━━━━━ Provided data ━━━━━

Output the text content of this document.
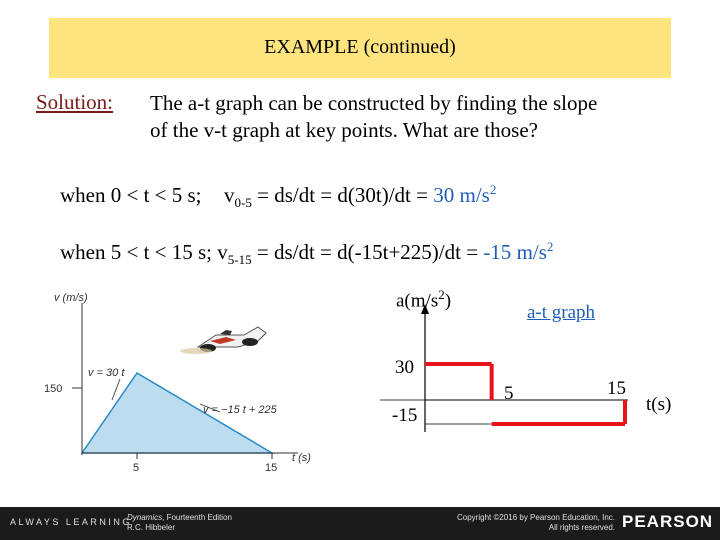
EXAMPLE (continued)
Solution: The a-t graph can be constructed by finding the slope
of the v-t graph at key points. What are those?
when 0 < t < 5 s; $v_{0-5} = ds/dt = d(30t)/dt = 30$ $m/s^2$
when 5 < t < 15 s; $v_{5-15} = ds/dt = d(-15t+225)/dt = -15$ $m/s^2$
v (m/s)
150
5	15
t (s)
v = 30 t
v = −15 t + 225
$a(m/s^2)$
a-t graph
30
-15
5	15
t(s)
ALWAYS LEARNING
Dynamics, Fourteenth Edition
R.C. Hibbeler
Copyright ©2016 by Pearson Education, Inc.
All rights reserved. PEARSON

━━━━━
━━━━━ Provided data ━━━━━

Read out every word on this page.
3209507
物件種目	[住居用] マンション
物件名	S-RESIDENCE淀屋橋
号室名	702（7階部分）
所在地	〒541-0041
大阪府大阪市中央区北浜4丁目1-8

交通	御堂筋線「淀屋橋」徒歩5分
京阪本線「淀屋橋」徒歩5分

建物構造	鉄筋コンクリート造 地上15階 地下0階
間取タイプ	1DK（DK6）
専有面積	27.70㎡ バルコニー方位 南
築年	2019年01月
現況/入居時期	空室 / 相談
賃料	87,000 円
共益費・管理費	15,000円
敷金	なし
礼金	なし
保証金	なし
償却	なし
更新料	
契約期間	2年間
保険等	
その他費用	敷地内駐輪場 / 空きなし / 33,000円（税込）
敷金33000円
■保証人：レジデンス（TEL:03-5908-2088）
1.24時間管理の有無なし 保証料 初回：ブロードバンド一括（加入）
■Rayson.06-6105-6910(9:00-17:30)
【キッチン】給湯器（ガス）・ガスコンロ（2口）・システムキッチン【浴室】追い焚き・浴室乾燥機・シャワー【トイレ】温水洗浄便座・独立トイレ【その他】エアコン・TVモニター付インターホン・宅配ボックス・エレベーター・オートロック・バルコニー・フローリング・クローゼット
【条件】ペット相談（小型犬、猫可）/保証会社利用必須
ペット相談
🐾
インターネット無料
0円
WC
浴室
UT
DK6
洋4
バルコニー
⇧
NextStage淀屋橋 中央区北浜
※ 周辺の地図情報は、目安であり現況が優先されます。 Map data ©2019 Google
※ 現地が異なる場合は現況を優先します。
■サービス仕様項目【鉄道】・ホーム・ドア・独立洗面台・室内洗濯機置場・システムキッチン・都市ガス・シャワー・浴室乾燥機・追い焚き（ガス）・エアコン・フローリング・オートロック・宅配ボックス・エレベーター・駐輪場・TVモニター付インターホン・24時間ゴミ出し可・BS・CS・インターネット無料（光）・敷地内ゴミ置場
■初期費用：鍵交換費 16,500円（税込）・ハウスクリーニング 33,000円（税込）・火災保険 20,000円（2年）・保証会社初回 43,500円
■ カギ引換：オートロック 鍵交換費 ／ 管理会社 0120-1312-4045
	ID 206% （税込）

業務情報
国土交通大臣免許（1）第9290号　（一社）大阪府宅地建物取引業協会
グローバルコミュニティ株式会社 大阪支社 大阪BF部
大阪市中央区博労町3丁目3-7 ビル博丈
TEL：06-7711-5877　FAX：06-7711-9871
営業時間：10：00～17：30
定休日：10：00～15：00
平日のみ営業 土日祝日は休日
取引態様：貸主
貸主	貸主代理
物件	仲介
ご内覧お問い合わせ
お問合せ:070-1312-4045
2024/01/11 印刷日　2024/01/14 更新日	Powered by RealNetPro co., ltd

━━━━━

→ What to work on: Indicate how many lines of the material contain the string "宅配ボックス", giving the number and nothing more.

→ Expected output: 2